Required work: Review the material and extract every line in which the word "Copy" occurs.

Given information:

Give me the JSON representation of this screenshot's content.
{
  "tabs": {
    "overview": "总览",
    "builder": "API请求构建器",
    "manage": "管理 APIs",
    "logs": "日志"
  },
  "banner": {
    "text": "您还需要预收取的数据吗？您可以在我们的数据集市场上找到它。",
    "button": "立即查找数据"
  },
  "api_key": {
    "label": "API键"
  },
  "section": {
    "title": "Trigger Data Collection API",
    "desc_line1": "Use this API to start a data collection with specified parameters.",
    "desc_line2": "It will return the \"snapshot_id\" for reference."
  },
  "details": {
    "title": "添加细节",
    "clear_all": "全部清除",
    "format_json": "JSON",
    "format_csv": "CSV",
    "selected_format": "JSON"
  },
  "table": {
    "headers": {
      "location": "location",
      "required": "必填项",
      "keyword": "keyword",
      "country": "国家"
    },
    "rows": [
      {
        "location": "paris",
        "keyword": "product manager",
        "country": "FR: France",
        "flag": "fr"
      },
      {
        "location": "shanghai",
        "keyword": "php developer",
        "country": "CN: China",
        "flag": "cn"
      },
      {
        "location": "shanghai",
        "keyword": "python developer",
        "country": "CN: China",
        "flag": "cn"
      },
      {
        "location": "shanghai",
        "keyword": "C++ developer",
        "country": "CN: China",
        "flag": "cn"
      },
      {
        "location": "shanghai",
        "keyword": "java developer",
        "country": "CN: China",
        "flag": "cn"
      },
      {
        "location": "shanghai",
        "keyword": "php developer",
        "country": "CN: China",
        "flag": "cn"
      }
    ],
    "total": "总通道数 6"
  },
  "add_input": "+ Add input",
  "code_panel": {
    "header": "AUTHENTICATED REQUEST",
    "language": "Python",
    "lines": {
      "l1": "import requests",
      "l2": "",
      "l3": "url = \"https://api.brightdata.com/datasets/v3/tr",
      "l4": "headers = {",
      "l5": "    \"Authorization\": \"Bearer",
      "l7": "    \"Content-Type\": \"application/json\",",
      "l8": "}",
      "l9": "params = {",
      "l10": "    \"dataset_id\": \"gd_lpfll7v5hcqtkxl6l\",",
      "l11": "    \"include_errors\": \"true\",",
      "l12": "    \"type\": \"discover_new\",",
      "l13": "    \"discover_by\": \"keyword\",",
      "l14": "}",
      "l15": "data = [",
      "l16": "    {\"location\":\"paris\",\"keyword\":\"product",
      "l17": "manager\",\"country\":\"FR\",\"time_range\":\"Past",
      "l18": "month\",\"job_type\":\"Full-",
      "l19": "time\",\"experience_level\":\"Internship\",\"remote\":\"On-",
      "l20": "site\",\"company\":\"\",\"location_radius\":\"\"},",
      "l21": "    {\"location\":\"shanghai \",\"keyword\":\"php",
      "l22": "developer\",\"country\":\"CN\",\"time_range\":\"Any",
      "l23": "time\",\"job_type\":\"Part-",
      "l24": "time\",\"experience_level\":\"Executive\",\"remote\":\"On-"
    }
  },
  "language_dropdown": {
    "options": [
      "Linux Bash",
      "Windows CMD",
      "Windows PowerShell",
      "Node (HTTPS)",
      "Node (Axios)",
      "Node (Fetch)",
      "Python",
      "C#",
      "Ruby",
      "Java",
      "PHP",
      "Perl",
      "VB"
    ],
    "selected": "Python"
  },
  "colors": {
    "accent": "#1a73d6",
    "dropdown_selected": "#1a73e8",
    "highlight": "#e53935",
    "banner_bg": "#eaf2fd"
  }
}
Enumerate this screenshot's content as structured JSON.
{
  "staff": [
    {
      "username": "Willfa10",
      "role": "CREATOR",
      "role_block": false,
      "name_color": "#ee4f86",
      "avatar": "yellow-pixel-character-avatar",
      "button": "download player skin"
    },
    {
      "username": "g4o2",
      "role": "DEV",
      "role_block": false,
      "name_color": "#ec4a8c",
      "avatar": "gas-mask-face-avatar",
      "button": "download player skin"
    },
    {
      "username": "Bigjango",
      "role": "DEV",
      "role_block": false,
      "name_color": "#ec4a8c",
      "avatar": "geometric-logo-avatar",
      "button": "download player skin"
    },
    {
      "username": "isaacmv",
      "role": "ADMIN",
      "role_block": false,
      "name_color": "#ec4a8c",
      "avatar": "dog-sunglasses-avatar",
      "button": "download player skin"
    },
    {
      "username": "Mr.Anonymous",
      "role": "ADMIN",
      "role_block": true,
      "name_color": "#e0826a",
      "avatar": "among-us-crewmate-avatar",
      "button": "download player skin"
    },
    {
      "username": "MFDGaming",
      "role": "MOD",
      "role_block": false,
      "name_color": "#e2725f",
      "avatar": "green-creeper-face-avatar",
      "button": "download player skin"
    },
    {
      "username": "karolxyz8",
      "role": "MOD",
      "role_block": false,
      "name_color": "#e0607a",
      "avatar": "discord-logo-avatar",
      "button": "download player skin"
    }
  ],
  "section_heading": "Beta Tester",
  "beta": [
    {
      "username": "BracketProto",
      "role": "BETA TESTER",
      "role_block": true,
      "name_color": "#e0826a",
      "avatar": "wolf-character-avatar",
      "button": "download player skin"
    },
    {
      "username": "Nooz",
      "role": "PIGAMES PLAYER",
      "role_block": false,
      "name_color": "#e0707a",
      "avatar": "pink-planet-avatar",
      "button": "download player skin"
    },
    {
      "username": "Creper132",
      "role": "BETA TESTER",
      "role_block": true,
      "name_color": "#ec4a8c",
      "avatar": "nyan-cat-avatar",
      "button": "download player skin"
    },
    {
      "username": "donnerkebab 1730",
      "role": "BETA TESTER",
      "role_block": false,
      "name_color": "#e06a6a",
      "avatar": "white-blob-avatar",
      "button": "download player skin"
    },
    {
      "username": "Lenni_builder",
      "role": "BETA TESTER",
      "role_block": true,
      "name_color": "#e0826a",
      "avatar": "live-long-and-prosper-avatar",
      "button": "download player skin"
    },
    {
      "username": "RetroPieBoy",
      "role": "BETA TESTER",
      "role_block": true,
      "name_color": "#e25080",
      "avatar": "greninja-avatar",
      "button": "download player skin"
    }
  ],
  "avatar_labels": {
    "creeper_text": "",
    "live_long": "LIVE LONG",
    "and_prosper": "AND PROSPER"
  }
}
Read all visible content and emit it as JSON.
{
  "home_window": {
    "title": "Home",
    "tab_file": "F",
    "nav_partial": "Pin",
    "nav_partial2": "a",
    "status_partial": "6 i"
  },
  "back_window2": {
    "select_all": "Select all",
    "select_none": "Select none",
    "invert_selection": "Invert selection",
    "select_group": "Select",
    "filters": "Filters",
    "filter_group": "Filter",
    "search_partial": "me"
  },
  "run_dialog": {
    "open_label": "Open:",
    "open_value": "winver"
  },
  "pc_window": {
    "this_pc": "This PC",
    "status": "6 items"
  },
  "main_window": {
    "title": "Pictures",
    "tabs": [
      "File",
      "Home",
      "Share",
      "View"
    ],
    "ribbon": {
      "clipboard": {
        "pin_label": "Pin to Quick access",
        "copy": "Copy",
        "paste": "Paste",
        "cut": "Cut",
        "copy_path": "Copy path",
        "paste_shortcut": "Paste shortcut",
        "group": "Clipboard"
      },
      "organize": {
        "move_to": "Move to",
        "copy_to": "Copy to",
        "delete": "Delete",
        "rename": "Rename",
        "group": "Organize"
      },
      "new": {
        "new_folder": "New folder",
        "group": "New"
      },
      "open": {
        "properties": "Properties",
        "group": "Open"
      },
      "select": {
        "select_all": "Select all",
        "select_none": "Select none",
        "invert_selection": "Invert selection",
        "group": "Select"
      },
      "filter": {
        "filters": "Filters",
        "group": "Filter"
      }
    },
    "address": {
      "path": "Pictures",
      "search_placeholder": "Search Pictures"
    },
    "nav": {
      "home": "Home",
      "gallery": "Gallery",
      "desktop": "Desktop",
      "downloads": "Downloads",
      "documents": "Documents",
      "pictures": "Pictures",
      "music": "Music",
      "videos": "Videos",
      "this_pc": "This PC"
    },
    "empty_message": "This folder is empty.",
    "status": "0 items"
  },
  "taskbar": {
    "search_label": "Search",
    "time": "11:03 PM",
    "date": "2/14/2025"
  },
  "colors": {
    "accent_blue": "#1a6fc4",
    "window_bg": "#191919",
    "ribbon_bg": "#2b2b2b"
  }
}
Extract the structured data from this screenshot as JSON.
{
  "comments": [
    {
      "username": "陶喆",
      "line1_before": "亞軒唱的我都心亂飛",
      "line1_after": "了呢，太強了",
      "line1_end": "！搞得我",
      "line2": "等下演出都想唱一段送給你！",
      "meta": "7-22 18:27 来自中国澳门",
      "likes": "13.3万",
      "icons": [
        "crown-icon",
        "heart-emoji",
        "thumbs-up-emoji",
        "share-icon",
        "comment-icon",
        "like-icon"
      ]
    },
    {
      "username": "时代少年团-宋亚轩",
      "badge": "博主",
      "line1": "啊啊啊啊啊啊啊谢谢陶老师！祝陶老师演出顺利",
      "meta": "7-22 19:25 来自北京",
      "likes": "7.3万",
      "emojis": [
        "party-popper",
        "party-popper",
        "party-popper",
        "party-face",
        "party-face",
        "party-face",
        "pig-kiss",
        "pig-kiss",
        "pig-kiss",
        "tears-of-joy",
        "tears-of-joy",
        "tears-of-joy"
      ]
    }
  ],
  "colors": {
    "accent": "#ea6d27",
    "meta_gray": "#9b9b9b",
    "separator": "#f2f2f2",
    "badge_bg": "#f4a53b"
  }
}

Solved problem:
        "copy": "Copy",
        "copy_path": "Copy path",
        "copy_to": "Copy to",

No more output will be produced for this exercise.